- SUPPLIED DATA -
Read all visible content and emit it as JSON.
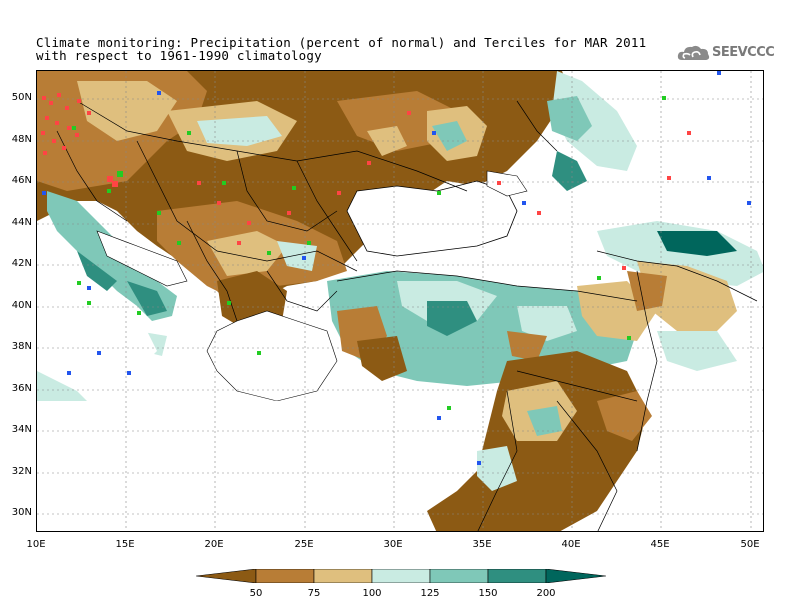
{
  "title": {
    "line1": "Climate monitoring: Precipitation (percent of normal) and Terciles for MAR 2011",
    "line2": "with respect to 1961-1990 climatology"
  },
  "logo": {
    "text": "SEEVCCC",
    "icon": "cloud-icon"
  },
  "axes": {
    "lat_labels": [
      "50N",
      "48N",
      "46N",
      "44N",
      "42N",
      "40N",
      "38N",
      "36N",
      "34N",
      "32N",
      "30N"
    ],
    "lon_labels": [
      "10E",
      "15E",
      "20E",
      "25E",
      "30E",
      "35E",
      "40E",
      "45E",
      "50E"
    ]
  },
  "colorbar": {
    "labels": [
      "50",
      "75",
      "100",
      "125",
      "150",
      "200"
    ],
    "colors": [
      "#8c5a14",
      "#b87d36",
      "#dfbf7e",
      "#c9ebe2",
      "#7fc8b8",
      "#2f8f80",
      "#00665c"
    ]
  },
  "terciles": {
    "above_color": "#22cc22",
    "normal_color": "#2255ee",
    "below_color": "#ff4444"
  }
}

- INSTRUCTIONS TO FOLLOW -
In this exercise, set down all of the data exactly, without the pictures.

- COMPLETE ANSWER -
Read all visible content and emit it as JSON.
{
  "title": {
    "line1": "Climate monitoring: Precipitation (percent of normal) and Terciles for MAR 2011",
    "line2": "with respect to 1961-1990 climatology"
  },
  "logo": {
    "text": "SEEVCCC",
    "icon": "cloud-icon"
  },
  "axes": {
    "lat_labels": [
      "50N",
      "48N",
      "46N",
      "44N",
      "42N",
      "40N",
      "38N",
      "36N",
      "34N",
      "32N",
      "30N"
    ],
    "lon_labels": [
      "10E",
      "15E",
      "20E",
      "25E",
      "30E",
      "35E",
      "40E",
      "45E",
      "50E"
    ]
  },
  "colorbar": {
    "labels": [
      "50",
      "75",
      "100",
      "125",
      "150",
      "200"
    ],
    "colors": [
      "#8c5a14",
      "#b87d36",
      "#dfbf7e",
      "#c9ebe2",
      "#7fc8b8",
      "#2f8f80",
      "#00665c"
    ]
  },
  "terciles": {
    "above_color": "#22cc22",
    "normal_color": "#2255ee",
    "below_color": "#ff4444"
  }
}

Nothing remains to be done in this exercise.